Set exercise
Return the records that follow unaltered. Omit every picture.

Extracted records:
-*-
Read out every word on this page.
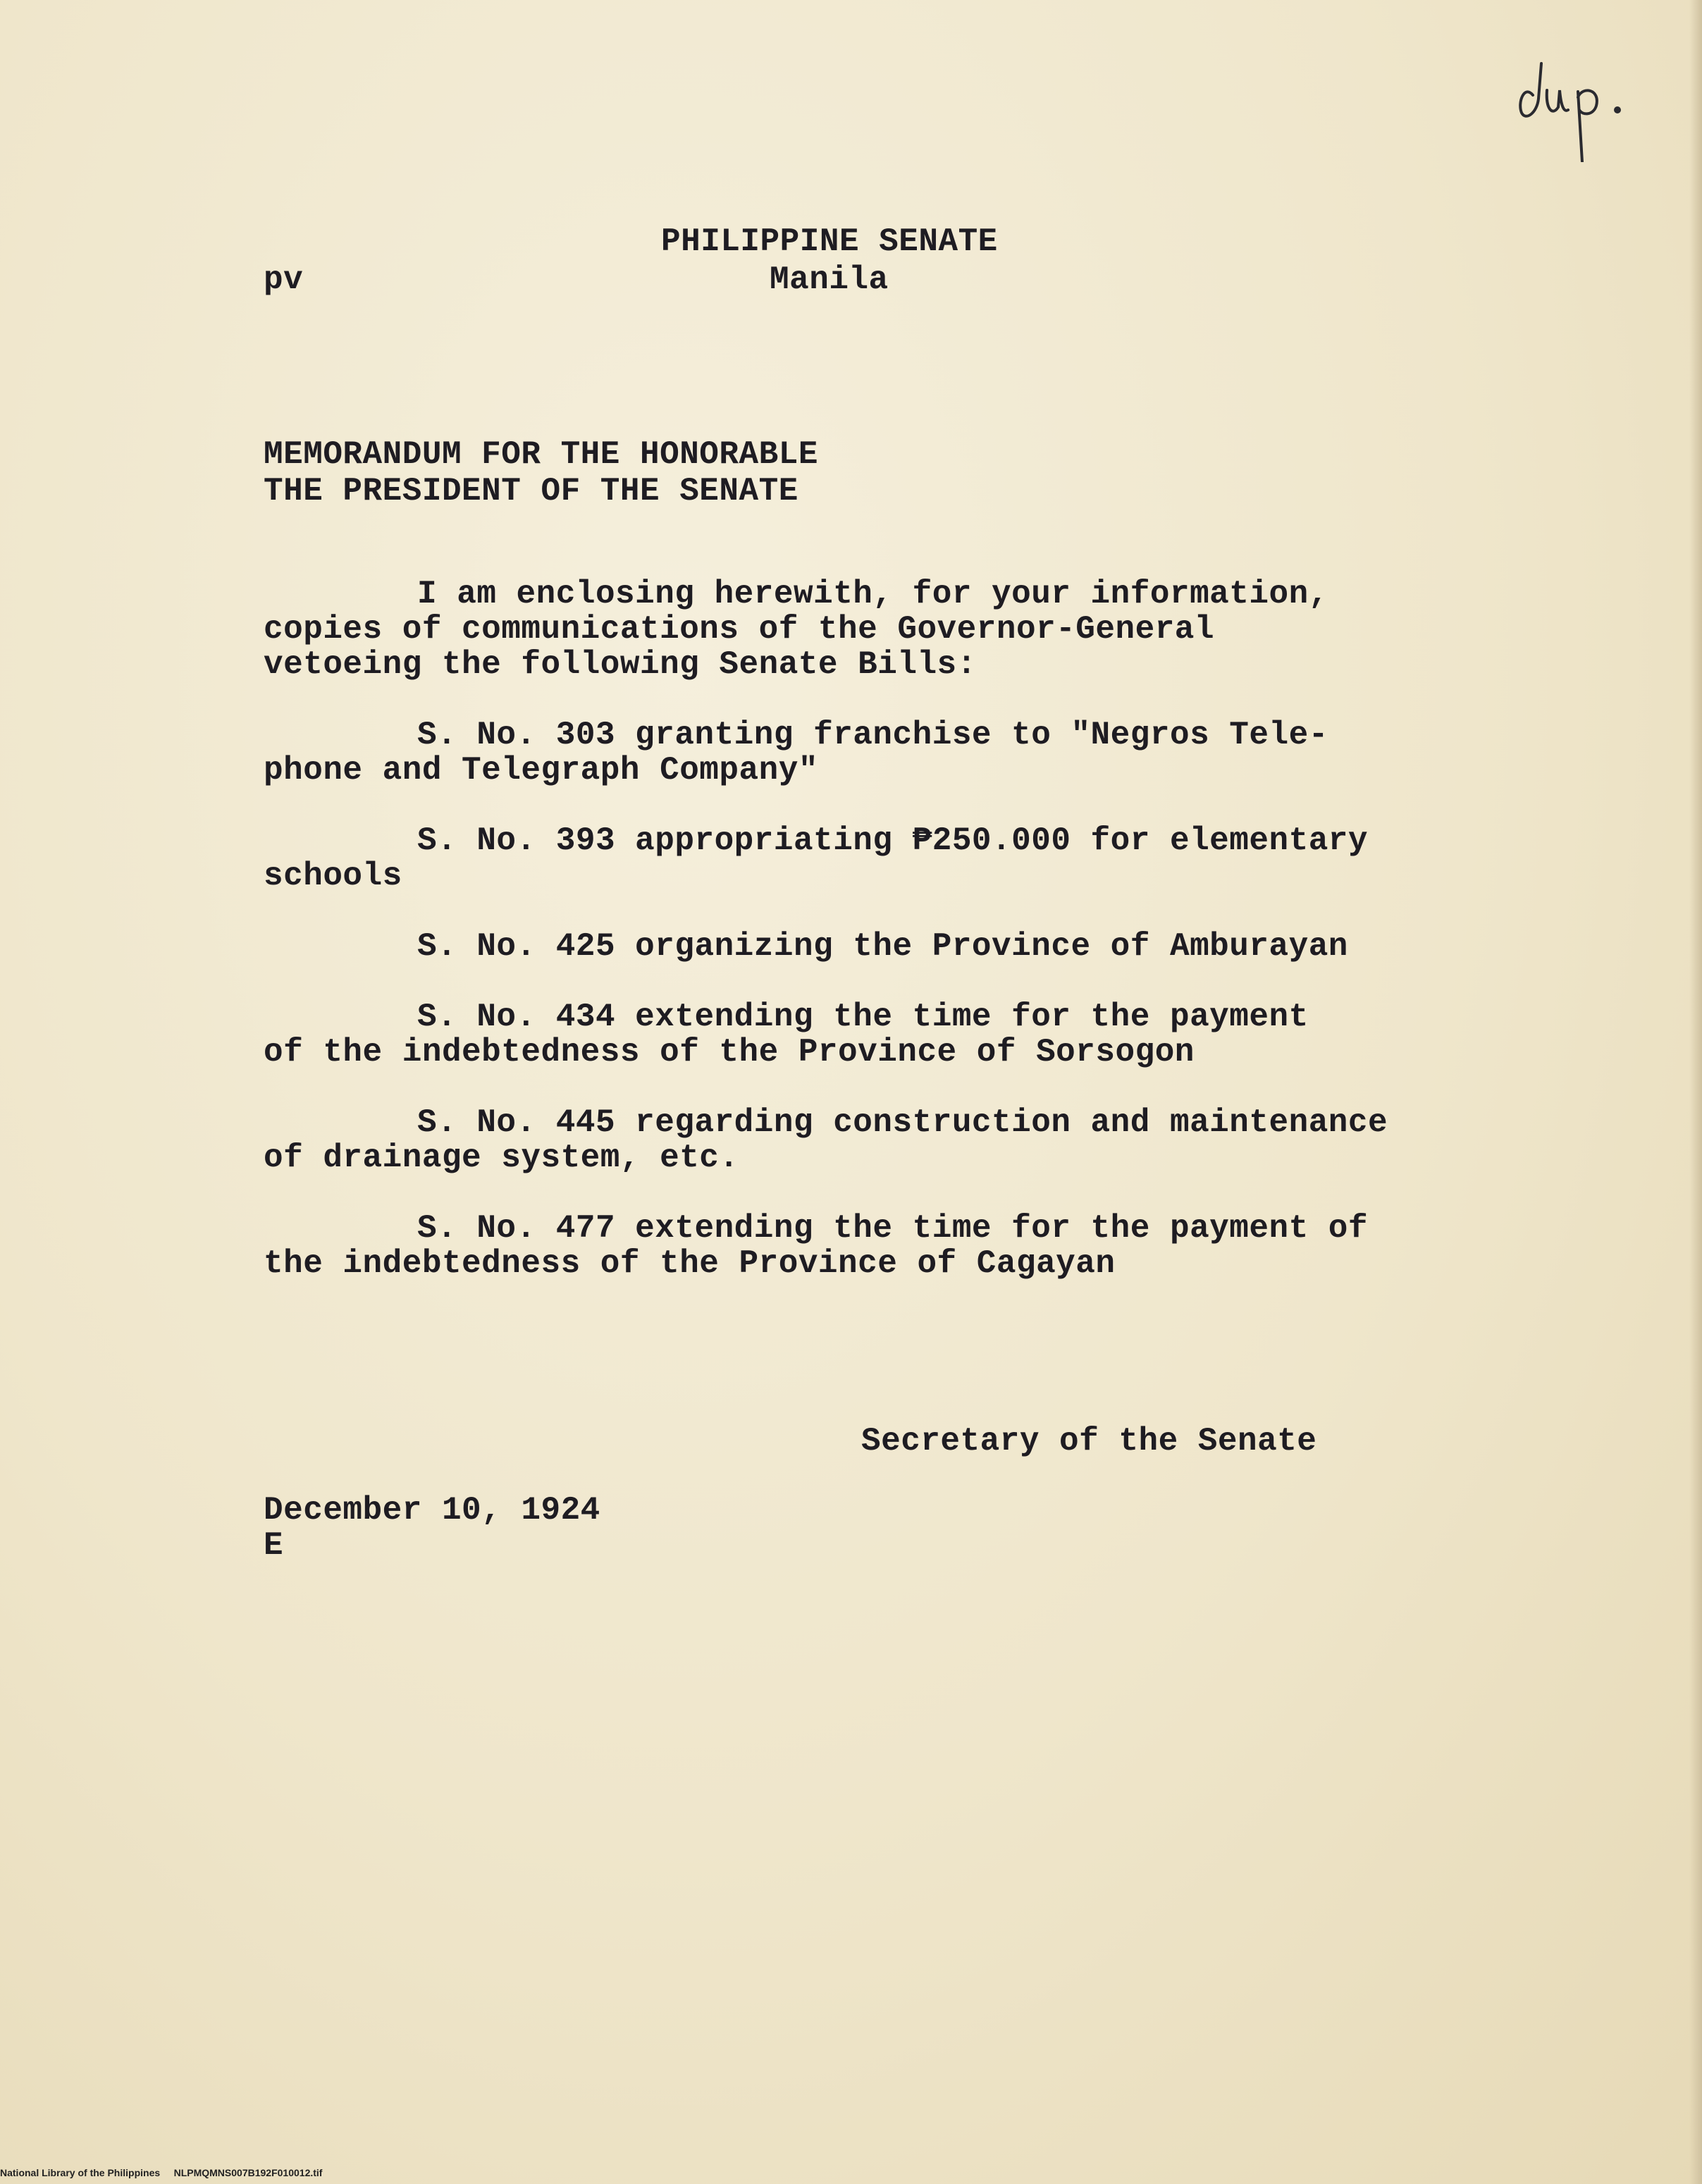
PHILIPPINE SENATE
pv	Manila
MEMORANDUM FOR THE HONORABLE
THE PRESIDENT OF THE SENATE
I am enclosing herewith, for your information,
copies of communications of the Governor-General
vetoeing the following Senate Bills:
S. No. 303 granting franchise to "Negros Tele-
phone and Telegraph Company"
S. No. 393 appropriating ₱250.000 for elementary
schools
S. No. 425 organizing the Province of Amburayan
S. No. 434 extending the time for the payment
of the indebtedness of the Province of Sorsogon
S. No. 445 regarding construction and maintenance
of drainage system, etc.
S. No. 477 extending the time for the payment of
the indebtedness of the Province of Cagayan
Secretary of the Senate
December 10, 1924
E
National Library of the Philippines NLPMQMNS007B192F010012.tif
-*-
Task result
Read out every word on this page.
PHILIPPINE SENATE
pv	Manila
MEMORANDUM FOR THE HONORABLE
THE PRESIDENT OF THE SENATE
I am enclosing herewith, for your information,
copies of communications of the Governor-General
vetoeing the following Senate Bills:
S. No. 303 granting franchise to "Negros Tele-
phone and Telegraph Company"
S. No. 393 appropriating ₱250.000 for elementary
schools
S. No. 425 organizing the Province of Amburayan
S. No. 434 extending the time for the payment
of the indebtedness of the Province of Sorsogon
S. No. 445 regarding construction and maintenance
of drainage system, etc.
S. No. 477 extending the time for the payment of
the indebtedness of the Province of Cagayan
Secretary of the Senate
December 10, 1924
E
National Library of the Philippines NLPMQMNS007B192F010012.tif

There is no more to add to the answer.